• _PROBLEM STATEMENT_
Could you copy every line from the material below in which "YOURSELF" appears?

BEGIN GIVEN DATA

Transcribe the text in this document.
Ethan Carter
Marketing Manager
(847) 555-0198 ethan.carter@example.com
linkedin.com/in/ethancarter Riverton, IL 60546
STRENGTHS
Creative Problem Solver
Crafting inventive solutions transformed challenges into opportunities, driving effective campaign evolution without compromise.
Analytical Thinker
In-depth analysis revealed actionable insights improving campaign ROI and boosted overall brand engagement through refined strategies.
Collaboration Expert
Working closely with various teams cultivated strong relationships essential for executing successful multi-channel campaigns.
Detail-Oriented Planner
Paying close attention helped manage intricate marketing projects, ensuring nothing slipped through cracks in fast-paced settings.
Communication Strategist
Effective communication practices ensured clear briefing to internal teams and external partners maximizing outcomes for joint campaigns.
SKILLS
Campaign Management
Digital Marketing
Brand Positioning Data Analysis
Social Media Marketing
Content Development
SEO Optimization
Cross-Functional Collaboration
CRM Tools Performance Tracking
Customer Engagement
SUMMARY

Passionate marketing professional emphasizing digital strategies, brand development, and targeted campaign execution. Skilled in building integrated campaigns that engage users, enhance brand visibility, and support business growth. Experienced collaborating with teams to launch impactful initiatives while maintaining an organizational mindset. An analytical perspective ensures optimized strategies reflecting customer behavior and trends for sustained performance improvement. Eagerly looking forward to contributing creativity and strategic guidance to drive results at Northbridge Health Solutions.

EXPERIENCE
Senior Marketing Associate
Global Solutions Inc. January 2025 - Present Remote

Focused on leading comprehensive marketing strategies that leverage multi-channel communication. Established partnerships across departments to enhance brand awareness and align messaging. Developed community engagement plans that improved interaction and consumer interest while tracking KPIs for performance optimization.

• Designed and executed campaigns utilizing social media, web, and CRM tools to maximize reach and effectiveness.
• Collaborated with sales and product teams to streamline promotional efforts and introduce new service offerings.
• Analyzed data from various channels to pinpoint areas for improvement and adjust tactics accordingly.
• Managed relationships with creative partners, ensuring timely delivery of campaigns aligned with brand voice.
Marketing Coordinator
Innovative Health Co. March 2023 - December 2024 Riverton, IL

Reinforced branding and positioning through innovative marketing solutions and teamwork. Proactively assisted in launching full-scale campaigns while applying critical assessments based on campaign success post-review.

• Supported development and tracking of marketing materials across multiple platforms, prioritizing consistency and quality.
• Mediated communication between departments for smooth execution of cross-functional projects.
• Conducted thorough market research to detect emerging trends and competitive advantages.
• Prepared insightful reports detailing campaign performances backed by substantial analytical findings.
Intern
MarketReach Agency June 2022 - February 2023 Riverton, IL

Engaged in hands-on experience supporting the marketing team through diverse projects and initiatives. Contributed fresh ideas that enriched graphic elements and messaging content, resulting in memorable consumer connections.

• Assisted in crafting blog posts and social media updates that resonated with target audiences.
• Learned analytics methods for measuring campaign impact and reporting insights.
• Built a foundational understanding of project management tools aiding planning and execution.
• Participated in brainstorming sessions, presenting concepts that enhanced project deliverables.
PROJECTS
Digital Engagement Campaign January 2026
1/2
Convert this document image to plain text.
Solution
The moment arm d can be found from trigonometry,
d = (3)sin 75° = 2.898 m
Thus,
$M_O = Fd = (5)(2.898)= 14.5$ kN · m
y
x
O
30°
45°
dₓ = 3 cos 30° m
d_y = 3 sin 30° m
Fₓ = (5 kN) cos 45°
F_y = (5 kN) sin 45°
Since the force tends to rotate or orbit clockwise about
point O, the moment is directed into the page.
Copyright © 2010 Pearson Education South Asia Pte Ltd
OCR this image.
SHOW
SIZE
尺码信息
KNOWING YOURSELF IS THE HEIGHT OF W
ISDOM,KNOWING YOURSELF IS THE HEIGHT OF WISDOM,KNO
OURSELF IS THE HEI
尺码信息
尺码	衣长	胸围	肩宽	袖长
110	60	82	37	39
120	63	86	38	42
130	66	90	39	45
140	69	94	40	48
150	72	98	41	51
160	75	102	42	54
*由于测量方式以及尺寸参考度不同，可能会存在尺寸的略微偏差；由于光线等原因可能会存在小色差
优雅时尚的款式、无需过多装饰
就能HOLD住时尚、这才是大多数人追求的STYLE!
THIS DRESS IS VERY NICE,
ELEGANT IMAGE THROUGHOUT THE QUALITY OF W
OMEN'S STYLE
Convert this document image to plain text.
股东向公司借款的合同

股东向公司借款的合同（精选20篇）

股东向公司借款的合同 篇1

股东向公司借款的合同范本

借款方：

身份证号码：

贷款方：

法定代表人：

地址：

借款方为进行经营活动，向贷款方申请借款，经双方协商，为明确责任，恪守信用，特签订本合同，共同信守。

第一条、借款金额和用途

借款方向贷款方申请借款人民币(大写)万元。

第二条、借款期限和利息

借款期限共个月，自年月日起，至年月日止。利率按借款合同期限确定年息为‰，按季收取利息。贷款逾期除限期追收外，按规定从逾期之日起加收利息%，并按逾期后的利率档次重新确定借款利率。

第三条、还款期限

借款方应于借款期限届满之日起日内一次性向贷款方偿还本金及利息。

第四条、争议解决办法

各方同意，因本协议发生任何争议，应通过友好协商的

END GIVEN DATA

• _ANSWER FOR THIS EXERCISE_
KNOWING YOURSELF IS THE HEIGHT OF W
ISDOM,KNOWING YOURSELF IS THE HEIGHT OF WISDOM,KNO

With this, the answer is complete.